-- begin Available data --

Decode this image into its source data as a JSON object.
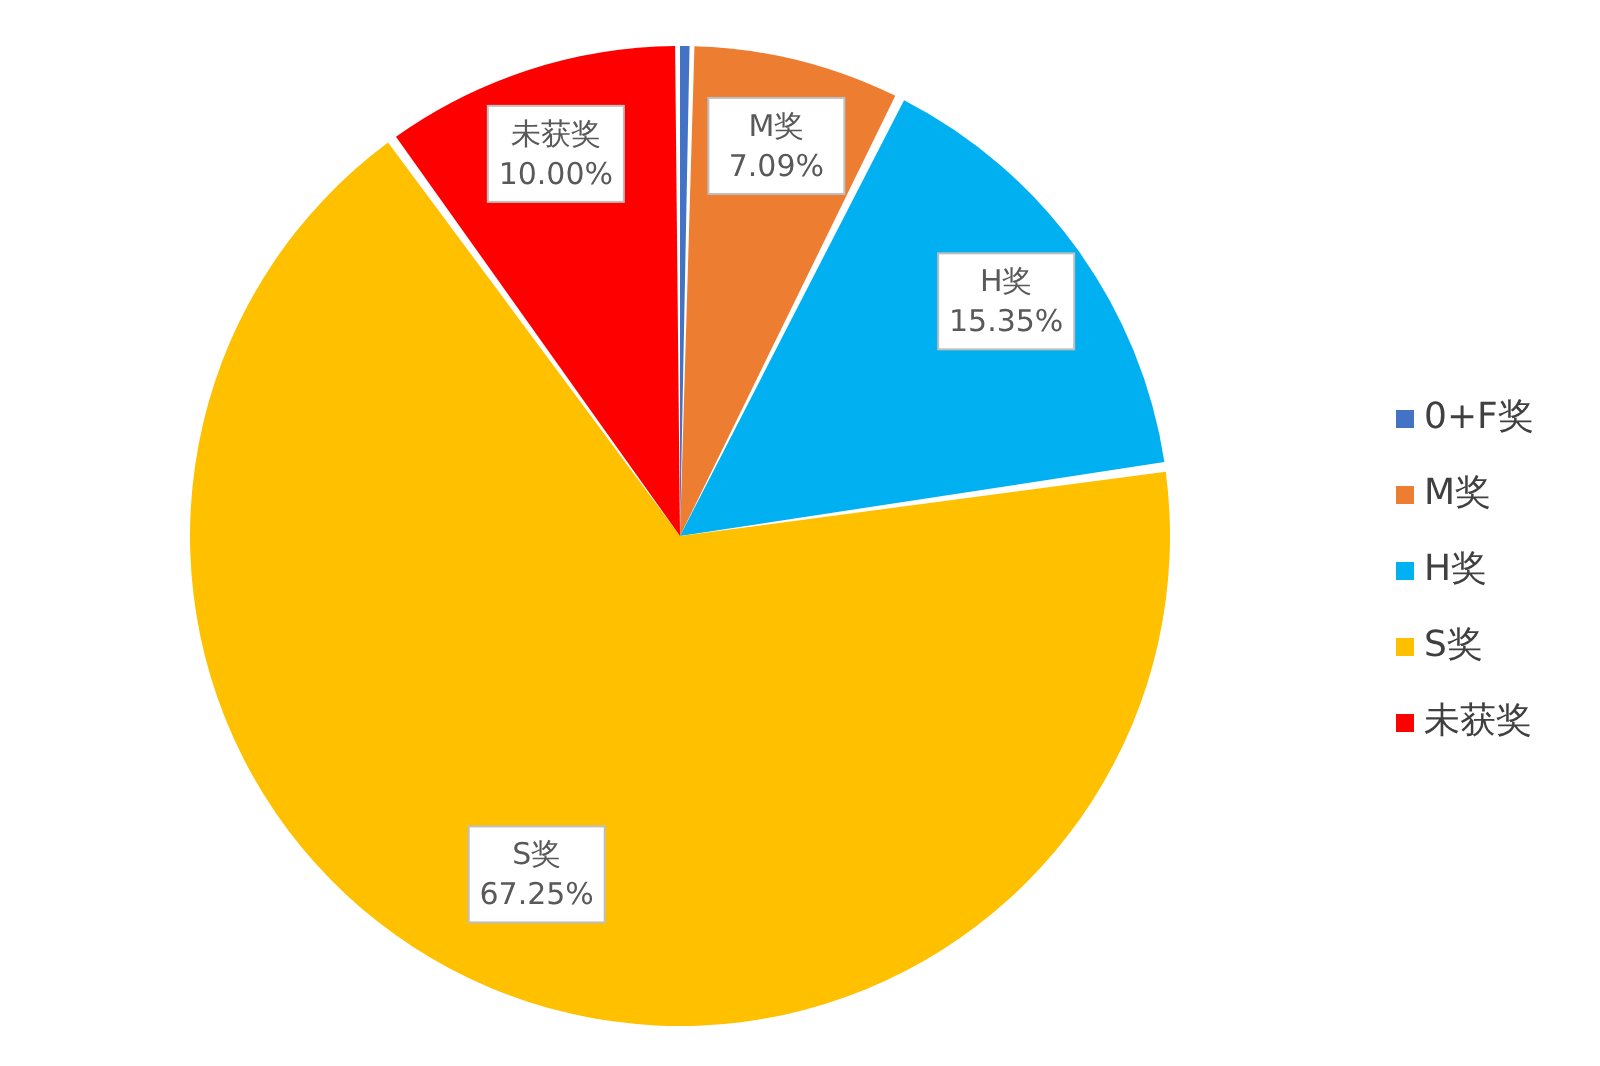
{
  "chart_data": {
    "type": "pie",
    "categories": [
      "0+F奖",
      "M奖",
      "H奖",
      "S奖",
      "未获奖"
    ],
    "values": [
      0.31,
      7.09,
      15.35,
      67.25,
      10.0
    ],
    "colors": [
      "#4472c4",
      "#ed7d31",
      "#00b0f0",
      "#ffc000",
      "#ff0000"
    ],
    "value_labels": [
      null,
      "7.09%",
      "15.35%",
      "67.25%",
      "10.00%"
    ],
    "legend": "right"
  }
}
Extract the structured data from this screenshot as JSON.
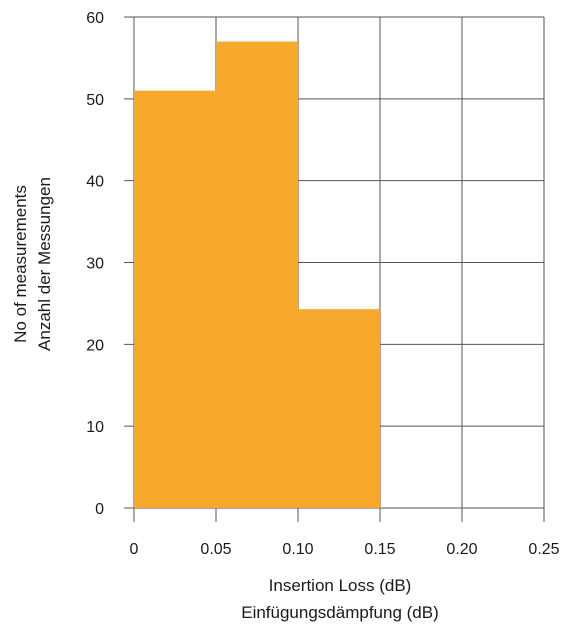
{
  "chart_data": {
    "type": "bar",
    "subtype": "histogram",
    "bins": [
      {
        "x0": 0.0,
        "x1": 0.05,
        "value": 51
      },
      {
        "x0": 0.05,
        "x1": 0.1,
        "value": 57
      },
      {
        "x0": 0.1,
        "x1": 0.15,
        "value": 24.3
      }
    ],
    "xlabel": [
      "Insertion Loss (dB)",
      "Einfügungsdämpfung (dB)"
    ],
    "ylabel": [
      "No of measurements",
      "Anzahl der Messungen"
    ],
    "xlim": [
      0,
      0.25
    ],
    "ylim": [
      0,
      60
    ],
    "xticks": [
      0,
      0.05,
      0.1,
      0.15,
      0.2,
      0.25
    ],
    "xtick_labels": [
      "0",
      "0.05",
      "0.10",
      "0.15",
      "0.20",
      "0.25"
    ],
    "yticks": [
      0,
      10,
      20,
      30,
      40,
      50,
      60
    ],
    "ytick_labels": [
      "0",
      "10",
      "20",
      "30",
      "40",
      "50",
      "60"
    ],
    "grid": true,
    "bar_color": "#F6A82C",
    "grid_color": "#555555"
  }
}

-- end Available data --

> Aim: The records above are to be reproduced exactly; the pictures are to be left out.

> Result of this exercise:
Decode this image into its source data as a JSON object.
{
  "chart_data": {
    "type": "pie",
    "categories": [
      "0+F奖",
      "M奖",
      "H奖",
      "S奖",
      "未获奖"
    ],
    "values": [
      0.31,
      7.09,
      15.35,
      67.25,
      10.0
    ],
    "colors": [
      "#4472c4",
      "#ed7d31",
      "#00b0f0",
      "#ffc000",
      "#ff0000"
    ],
    "value_labels": [
      null,
      "7.09%",
      "15.35%",
      "67.25%",
      "10.00%"
    ],
    "legend": "right"
  }
}
Extract the structured data from this screenshot as JSON.
{
  "chart_data": {
    "type": "bar",
    "subtype": "histogram",
    "bins": [
      {
        "x0": 0.0,
        "x1": 0.05,
        "value": 51
      },
      {
        "x0": 0.05,
        "x1": 0.1,
        "value": 57
      },
      {
        "x0": 0.1,
        "x1": 0.15,
        "value": 24.3
      }
    ],
    "xlabel": [
      "Insertion Loss (dB)",
      "Einfügungsdämpfung (dB)"
    ],
    "ylabel": [
      "No of measurements",
      "Anzahl der Messungen"
    ],
    "xlim": [
      0,
      0.25
    ],
    "ylim": [
      0,
      60
    ],
    "xticks": [
      0,
      0.05,
      0.1,
      0.15,
      0.2,
      0.25
    ],
    "xtick_labels": [
      "0",
      "0.05",
      "0.10",
      "0.15",
      "0.20",
      "0.25"
    ],
    "yticks": [
      0,
      10,
      20,
      30,
      40,
      50,
      60
    ],
    "ytick_labels": [
      "0",
      "10",
      "20",
      "30",
      "40",
      "50",
      "60"
    ],
    "grid": true,
    "bar_color": "#F6A82C",
    "grid_color": "#555555"
  }
}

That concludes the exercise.